▶ Aim of the exercise:
Read through the entries below and return each line with the word "Continuer".

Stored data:
....

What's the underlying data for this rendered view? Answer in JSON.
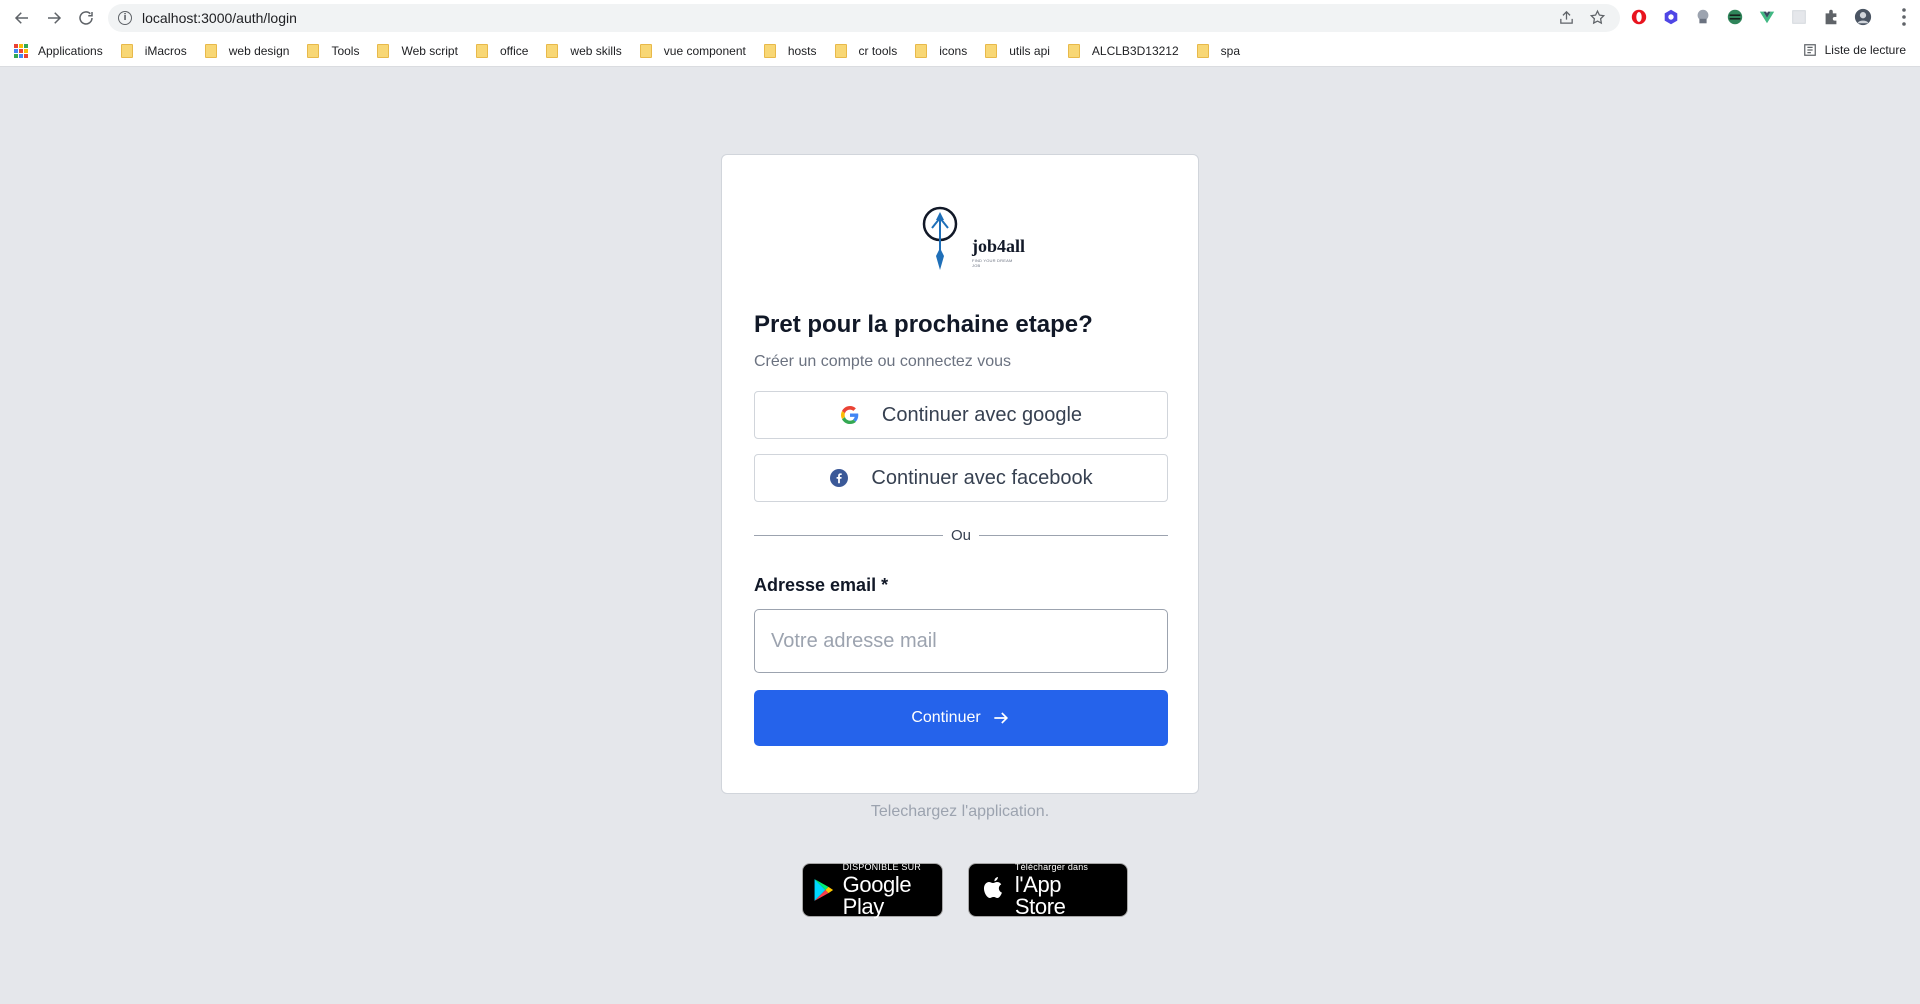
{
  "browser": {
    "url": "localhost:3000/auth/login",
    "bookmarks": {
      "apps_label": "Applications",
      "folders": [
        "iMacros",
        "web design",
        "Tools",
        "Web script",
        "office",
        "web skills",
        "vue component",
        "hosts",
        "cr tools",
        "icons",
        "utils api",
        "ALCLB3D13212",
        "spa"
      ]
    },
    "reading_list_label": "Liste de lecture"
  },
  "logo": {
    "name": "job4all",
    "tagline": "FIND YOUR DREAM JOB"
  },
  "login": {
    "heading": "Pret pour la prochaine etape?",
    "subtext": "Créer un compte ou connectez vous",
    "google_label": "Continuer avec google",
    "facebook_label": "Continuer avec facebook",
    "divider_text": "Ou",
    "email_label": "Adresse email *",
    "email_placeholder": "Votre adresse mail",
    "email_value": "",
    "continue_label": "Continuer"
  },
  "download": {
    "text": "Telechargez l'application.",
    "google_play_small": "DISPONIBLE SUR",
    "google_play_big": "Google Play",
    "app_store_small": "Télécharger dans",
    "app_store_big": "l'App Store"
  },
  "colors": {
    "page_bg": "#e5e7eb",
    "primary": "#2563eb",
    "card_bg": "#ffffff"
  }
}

....

▶ Written answer:
    "google_label": "Continuer avec google",
    "facebook_label": "Continuer avec facebook",
    "continue_label": "Continuer"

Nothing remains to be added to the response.